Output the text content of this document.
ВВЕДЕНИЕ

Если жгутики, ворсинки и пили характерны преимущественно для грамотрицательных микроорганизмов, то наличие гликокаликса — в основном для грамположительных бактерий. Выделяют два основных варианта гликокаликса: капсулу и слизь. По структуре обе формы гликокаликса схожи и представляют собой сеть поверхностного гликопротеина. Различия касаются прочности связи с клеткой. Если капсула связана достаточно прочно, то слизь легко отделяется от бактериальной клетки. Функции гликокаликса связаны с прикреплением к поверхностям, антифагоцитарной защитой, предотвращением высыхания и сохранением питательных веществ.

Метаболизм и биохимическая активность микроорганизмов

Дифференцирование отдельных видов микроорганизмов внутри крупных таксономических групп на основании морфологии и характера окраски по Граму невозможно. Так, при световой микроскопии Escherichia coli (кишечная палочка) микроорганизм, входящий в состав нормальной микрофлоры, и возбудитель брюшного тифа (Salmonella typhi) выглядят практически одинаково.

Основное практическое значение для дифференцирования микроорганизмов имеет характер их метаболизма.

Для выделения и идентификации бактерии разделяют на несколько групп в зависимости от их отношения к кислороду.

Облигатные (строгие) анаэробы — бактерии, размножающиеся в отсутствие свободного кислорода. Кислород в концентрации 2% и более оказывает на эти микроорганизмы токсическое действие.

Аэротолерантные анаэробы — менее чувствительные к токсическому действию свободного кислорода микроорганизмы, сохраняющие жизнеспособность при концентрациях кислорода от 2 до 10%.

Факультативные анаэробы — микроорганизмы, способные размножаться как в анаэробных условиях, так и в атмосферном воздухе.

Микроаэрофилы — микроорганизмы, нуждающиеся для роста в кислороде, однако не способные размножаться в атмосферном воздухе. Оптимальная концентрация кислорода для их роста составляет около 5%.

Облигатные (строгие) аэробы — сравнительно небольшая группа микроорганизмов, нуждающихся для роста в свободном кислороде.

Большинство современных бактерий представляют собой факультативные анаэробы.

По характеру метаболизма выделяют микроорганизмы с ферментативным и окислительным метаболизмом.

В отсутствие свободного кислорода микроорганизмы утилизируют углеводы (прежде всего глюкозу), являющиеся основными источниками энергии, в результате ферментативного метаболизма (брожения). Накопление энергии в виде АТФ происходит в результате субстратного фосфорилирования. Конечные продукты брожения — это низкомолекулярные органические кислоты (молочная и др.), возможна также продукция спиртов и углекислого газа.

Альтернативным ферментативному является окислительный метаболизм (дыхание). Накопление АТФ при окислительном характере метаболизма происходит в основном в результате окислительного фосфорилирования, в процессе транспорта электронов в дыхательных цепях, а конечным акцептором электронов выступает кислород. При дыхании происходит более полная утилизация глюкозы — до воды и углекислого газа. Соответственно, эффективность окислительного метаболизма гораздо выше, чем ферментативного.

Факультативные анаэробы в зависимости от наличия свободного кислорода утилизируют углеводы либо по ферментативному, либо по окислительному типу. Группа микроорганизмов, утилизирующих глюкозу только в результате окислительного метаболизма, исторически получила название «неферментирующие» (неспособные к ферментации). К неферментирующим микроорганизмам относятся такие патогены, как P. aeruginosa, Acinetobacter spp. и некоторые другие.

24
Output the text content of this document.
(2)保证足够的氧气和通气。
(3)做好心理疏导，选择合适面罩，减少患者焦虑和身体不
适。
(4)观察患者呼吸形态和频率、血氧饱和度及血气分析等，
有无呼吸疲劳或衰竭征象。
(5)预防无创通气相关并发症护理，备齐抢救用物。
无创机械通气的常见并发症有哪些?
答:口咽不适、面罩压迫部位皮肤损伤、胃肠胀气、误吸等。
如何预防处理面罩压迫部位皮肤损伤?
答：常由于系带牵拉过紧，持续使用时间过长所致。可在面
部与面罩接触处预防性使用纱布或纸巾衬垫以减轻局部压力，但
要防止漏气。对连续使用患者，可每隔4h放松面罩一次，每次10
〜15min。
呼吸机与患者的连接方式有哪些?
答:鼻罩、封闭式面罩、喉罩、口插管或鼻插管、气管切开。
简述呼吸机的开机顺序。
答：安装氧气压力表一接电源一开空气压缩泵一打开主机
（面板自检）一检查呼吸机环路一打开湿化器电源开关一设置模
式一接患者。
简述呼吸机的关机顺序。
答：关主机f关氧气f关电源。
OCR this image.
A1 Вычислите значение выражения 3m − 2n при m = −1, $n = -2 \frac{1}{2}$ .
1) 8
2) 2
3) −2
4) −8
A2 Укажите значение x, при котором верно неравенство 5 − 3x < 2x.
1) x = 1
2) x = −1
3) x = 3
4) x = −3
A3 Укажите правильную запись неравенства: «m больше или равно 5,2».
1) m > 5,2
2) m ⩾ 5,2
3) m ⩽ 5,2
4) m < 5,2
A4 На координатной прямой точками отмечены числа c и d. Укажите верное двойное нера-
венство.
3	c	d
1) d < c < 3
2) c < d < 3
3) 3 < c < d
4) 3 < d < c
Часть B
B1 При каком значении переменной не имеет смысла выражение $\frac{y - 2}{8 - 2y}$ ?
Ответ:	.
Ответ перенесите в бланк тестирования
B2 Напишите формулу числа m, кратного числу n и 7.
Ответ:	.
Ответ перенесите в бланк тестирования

····················

Scan the material above for the word "глюкозу". Copy each line where it occurs.

В отсутствие свободного кислорода микроорганизмы утилизируют углеводы (прежде всего глюкозу), являющиеся основными источниками энергии, в результате ферментативного метаболизма (брожения). Накопление энергии в виде АТФ происходит в результате субстратного фосфорилирования. Конечные продукты брожения — это низкомолекулярные органические кислоты (молочная и др.), возможна также продукция спиртов и углекислого газа.
Факультативные анаэробы в зависимости от наличия свободного кислорода утилизируют углеводы либо по ферментативному, либо по окислительному типу. Группа микроорганизмов, утилизирующих глюкозу только в результате окислительного метаболизма, исторически получила название «неферментирующие» (неспособные к ферментации). К неферментирующим микроорганизмам относятся такие патогены, как P. aeruginosa, Acinetobacter spp. и некоторые другие.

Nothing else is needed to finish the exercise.